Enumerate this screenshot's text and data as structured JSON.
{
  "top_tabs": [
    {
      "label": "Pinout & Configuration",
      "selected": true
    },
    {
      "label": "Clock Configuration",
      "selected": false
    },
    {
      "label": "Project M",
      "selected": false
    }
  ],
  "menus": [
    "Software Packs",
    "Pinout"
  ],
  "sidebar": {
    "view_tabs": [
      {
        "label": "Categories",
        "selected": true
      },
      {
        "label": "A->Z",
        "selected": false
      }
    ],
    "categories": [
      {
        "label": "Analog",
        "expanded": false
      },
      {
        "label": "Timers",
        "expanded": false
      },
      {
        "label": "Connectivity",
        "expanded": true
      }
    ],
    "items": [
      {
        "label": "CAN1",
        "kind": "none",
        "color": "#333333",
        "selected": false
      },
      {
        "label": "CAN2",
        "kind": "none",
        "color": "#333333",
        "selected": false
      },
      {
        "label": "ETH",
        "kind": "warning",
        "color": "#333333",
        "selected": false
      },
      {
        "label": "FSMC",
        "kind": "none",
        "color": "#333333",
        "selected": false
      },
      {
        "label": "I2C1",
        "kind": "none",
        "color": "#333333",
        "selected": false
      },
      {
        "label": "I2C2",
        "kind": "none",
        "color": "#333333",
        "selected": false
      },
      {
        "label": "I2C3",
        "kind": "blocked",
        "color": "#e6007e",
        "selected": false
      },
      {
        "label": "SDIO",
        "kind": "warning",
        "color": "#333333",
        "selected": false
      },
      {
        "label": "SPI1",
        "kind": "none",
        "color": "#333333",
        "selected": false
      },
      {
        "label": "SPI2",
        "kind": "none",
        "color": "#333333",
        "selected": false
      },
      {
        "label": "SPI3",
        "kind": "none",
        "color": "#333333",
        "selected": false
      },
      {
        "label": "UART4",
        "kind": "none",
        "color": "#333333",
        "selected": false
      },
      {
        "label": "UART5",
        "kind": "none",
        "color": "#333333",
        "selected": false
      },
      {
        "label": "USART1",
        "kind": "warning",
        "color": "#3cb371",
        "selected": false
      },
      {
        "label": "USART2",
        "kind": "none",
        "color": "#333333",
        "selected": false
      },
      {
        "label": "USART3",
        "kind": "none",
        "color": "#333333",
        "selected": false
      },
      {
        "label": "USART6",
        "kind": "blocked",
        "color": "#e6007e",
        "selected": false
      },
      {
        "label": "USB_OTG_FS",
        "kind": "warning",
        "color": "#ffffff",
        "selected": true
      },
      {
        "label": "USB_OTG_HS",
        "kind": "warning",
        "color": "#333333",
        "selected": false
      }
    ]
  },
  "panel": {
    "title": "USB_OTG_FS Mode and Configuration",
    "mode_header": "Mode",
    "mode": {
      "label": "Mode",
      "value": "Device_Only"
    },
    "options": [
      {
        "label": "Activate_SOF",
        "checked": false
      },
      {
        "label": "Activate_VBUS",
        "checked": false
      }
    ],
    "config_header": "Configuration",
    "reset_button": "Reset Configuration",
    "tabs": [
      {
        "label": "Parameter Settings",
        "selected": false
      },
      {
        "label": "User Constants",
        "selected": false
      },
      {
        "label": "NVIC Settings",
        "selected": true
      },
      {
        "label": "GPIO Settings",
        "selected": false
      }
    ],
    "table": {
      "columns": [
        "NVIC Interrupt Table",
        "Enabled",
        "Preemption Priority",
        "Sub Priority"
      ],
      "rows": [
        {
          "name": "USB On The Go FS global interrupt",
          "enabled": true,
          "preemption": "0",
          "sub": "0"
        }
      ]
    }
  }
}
____
▸ WHAT THE EXERCISE ASKS:
Reproduce each entry above exactly, keeping every word.

▸ TASK RESULT:
Enumerate this screenshot's text and data as structured JSON.
{
  "top_tabs": [
    {
      "label": "Pinout & Configuration",
      "selected": true
    },
    {
      "label": "Clock Configuration",
      "selected": false
    },
    {
      "label": "Project M",
      "selected": false
    }
  ],
  "menus": [
    "Software Packs",
    "Pinout"
  ],
  "sidebar": {
    "view_tabs": [
      {
        "label": "Categories",
        "selected": true
      },
      {
        "label": "A->Z",
        "selected": false
      }
    ],
    "categories": [
      {
        "label": "Analog",
        "expanded": false
      },
      {
        "label": "Timers",
        "expanded": false
      },
      {
        "label": "Connectivity",
        "expanded": true
      }
    ],
    "items": [
      {
        "label": "CAN1",
        "kind": "none",
        "color": "#333333",
        "selected": false
      },
      {
        "label": "CAN2",
        "kind": "none",
        "color": "#333333",
        "selected": false
      },
      {
        "label": "ETH",
        "kind": "warning",
        "color": "#333333",
        "selected": false
      },
      {
        "label": "FSMC",
        "kind": "none",
        "color": "#333333",
        "selected": false
      },
      {
        "label": "I2C1",
        "kind": "none",
        "color": "#333333",
        "selected": false
      },
      {
        "label": "I2C2",
        "kind": "none",
        "color": "#333333",
        "selected": false
      },
      {
        "label": "I2C3",
        "kind": "blocked",
        "color": "#e6007e",
        "selected": false
      },
      {
        "label": "SDIO",
        "kind": "warning",
        "color": "#333333",
        "selected": false
      },
      {
        "label": "SPI1",
        "kind": "none",
        "color": "#333333",
        "selected": false
      },
      {
        "label": "SPI2",
        "kind": "none",
        "color": "#333333",
        "selected": false
      },
      {
        "label": "SPI3",
        "kind": "none",
        "color": "#333333",
        "selected": false
      },
      {
        "label": "UART4",
        "kind": "none",
        "color": "#333333",
        "selected": false
      },
      {
        "label": "UART5",
        "kind": "none",
        "color": "#333333",
        "selected": false
      },
      {
        "label": "USART1",
        "kind": "warning",
        "color": "#3cb371",
        "selected": false
      },
      {
        "label": "USART2",
        "kind": "none",
        "color": "#333333",
        "selected": false
      },
      {
        "label": "USART3",
        "kind": "none",
        "color": "#333333",
        "selected": false
      },
      {
        "label": "USART6",
        "kind": "blocked",
        "color": "#e6007e",
        "selected": false
      },
      {
        "label": "USB_OTG_FS",
        "kind": "warning",
        "color": "#ffffff",
        "selected": true
      },
      {
        "label": "USB_OTG_HS",
        "kind": "warning",
        "color": "#333333",
        "selected": false
      }
    ]
  },
  "panel": {
    "title": "USB_OTG_FS Mode and Configuration",
    "mode_header": "Mode",
    "mode": {
      "label": "Mode",
      "value": "Device_Only"
    },
    "options": [
      {
        "label": "Activate_SOF",
        "checked": false
      },
      {
        "label": "Activate_VBUS",
        "checked": false
      }
    ],
    "config_header": "Configuration",
    "reset_button": "Reset Configuration",
    "tabs": [
      {
        "label": "Parameter Settings",
        "selected": false
      },
      {
        "label": "User Constants",
        "selected": false
      },
      {
        "label": "NVIC Settings",
        "selected": true
      },
      {
        "label": "GPIO Settings",
        "selected": false
      }
    ],
    "table": {
      "columns": [
        "NVIC Interrupt Table",
        "Enabled",
        "Preemption Priority",
        "Sub Priority"
      ],
      "rows": [
        {
          "name": "USB On The Go FS global interrupt",
          "enabled": true,
          "preemption": "0",
          "sub": "0"
        }
      ]
    }
  }
}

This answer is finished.